DATA FOR THE TASK
- - -

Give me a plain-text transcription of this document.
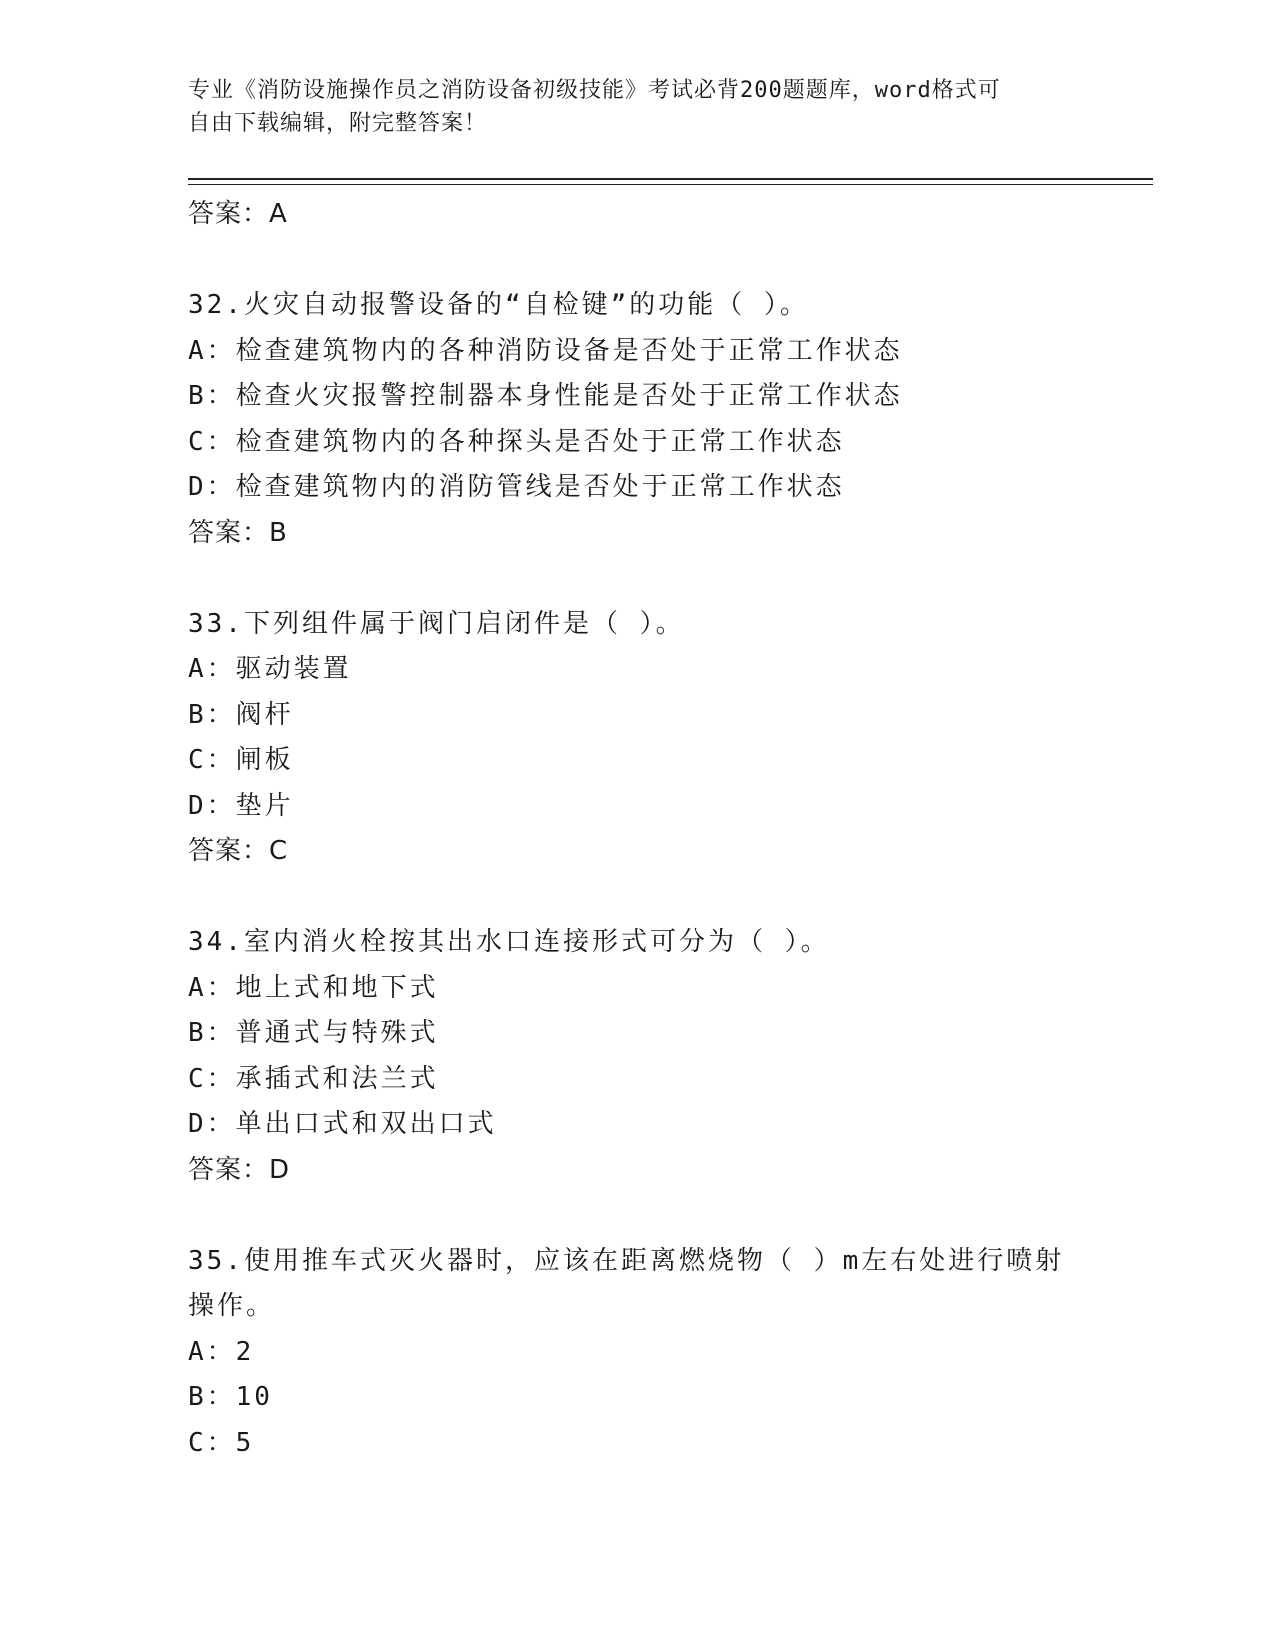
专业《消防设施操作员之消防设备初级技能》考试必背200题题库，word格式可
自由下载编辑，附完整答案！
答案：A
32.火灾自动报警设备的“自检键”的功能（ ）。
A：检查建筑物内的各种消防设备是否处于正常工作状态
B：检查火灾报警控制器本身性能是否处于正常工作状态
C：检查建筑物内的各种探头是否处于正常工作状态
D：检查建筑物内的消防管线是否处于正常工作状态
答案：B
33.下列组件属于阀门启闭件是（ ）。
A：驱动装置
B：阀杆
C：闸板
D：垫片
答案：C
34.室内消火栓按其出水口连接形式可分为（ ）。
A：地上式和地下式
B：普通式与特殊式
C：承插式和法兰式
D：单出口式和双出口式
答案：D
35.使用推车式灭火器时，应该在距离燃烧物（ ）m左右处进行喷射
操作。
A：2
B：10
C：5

- - -

TASK STATEMENT
Skip every picture and transcribe the data above exactly.

OUTPUT
Give me a plain-text transcription of this document.
专业《消防设施操作员之消防设备初级技能》考试必背200题题库，word格式可
自由下载编辑，附完整答案！
答案：A
32.火灾自动报警设备的“自检键”的功能（ ）。
A：检查建筑物内的各种消防设备是否处于正常工作状态
B：检查火灾报警控制器本身性能是否处于正常工作状态
C：检查建筑物内的各种探头是否处于正常工作状态
D：检查建筑物内的消防管线是否处于正常工作状态
答案：B
33.下列组件属于阀门启闭件是（ ）。
A：驱动装置
B：阀杆
C：闸板
D：垫片
答案：C
34.室内消火栓按其出水口连接形式可分为（ ）。
A：地上式和地下式
B：普通式与特殊式
C：承插式和法兰式
D：单出口式和双出口式
答案：D
35.使用推车式灭火器时，应该在距离燃烧物（ ）m左右处进行喷射
操作。
A：2
B：10
C：5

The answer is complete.